• What you need to do
Exactly and only the lines from the line holding "Enumerate this screenshot's" to the end of the records should be reproduced. Leave pictures out.

"""

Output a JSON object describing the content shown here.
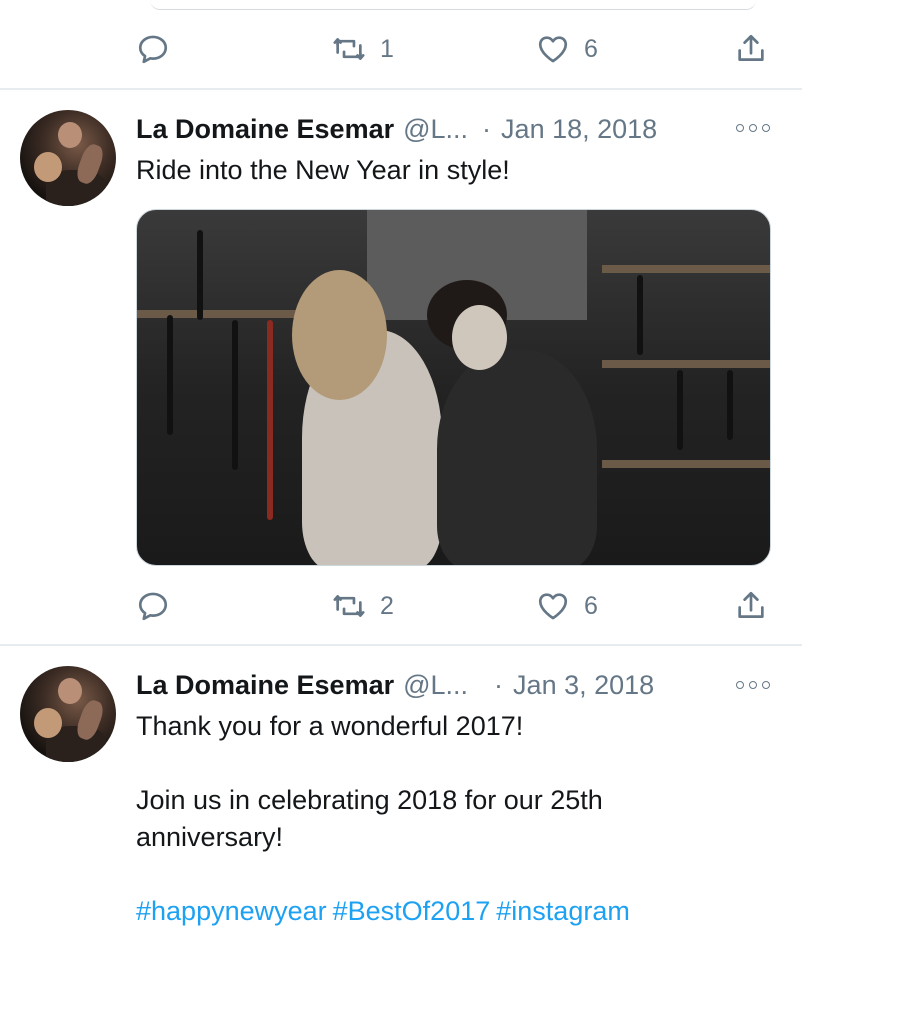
{
  "previous_tweet": {
    "actions": {
      "reply_count": "",
      "retweet_count": "1",
      "like_count": "6"
    }
  },
  "tweets": [
    {
      "author_name": "La Domaine Esemar",
      "handle": "@L...",
      "separator": "·",
      "date": "Jan 18, 2018",
      "text_lines": [
        "Ride into the New Year in style!"
      ],
      "media": "photo",
      "actions": {
        "reply_count": "",
        "retweet_count": "2",
        "like_count": "6"
      }
    },
    {
      "author_name": "La Domaine Esemar",
      "handle": "@L...",
      "separator": "·",
      "date": "Jan 3, 2018",
      "text_lines": [
        "Thank you for a wonderful 2017!",
        "",
        "Join us in celebrating 2018 for our 25th",
        "anniversary!",
        ""
      ],
      "hashtags": [
        "#happynewyear",
        "#BestOf2017",
        "#instagram"
      ]
    }
  ],
  "icons": {
    "reply": "reply-icon",
    "retweet": "retweet-icon",
    "like": "heart-icon",
    "share": "share-icon",
    "more": "more-options-icon"
  },
  "colors": {
    "text": "#14171a",
    "secondary": "#657786",
    "link": "#1da1f2",
    "divider": "#e6ecf0"
  }
}
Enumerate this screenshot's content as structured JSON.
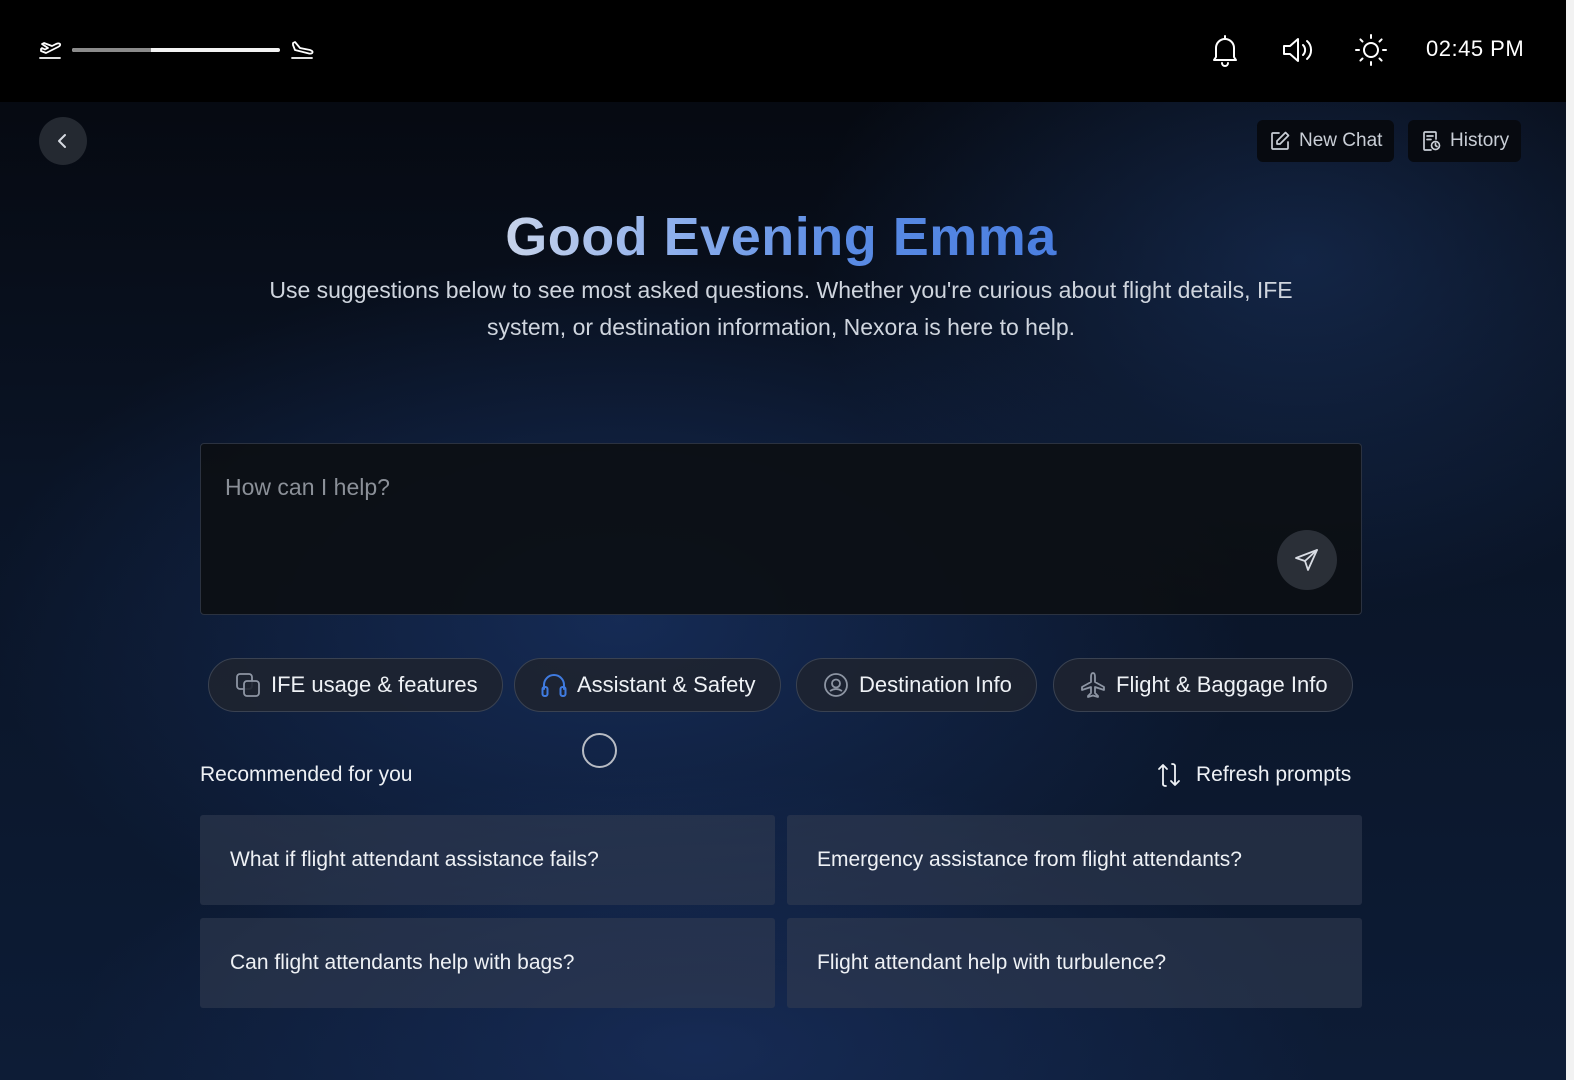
{
  "status_bar": {
    "flight_progress": 0.38,
    "clock": "02:45 PM",
    "icons": [
      "plane-departure-icon",
      "plane-arrival-icon",
      "bell-icon",
      "speaker-icon",
      "brightness-icon"
    ]
  },
  "header": {
    "new_chat_label": "New Chat",
    "history_label": "History"
  },
  "greeting": {
    "title": "Good Evening Emma",
    "subtitle": "Use suggestions below to see most asked questions. Whether you're curious about flight details, IFE system, or destination information, Nexora is here to help."
  },
  "prompt": {
    "placeholder": "How can I help?"
  },
  "categories": [
    {
      "label": "IFE usage & features",
      "icon": "copy-icon"
    },
    {
      "label": "Assistant & Safety",
      "icon": "headset-icon"
    },
    {
      "label": "Destination Info",
      "icon": "location-pin-icon"
    },
    {
      "label": "Flight & Baggage Info",
      "icon": "airplane-icon"
    }
  ],
  "recommended": {
    "title": "Recommended for you",
    "refresh_label": "Refresh prompts",
    "items": [
      "What if flight attendant assistance fails?",
      "Emergency assistance from flight attendants?",
      "Can flight attendants help with bags?",
      "Flight attendant help with turbulence?"
    ]
  },
  "colors": {
    "accent_blue": "#4a7ee0",
    "background": "#0a1426",
    "card": "#343e52"
  }
}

"""

• Solved exercise
Enumerate this screenshot's content as structured JSON.
{
  "status_bar": {
    "flight_progress": 0.38,
    "clock": "02:45 PM",
    "icons": [
      "plane-departure-icon",
      "plane-arrival-icon",
      "bell-icon",
      "speaker-icon",
      "brightness-icon"
    ]
  },
  "header": {
    "new_chat_label": "New Chat",
    "history_label": "History"
  },
  "greeting": {
    "title": "Good Evening Emma",
    "subtitle": "Use suggestions below to see most asked questions. Whether you're curious about flight details, IFE system, or destination information, Nexora is here to help."
  },
  "prompt": {
    "placeholder": "How can I help?"
  },
  "categories": [
    {
      "label": "IFE usage & features",
      "icon": "copy-icon"
    },
    {
      "label": "Assistant & Safety",
      "icon": "headset-icon"
    },
    {
      "label": "Destination Info",
      "icon": "location-pin-icon"
    },
    {
      "label": "Flight & Baggage Info",
      "icon": "airplane-icon"
    }
  ],
  "recommended": {
    "title": "Recommended for you",
    "refresh_label": "Refresh prompts",
    "items": [
      "What if flight attendant assistance fails?",
      "Emergency assistance from flight attendants?",
      "Can flight attendants help with bags?",
      "Flight attendant help with turbulence?"
    ]
  },
  "colors": {
    "accent_blue": "#4a7ee0",
    "background": "#0a1426",
    "card": "#343e52"
  }
}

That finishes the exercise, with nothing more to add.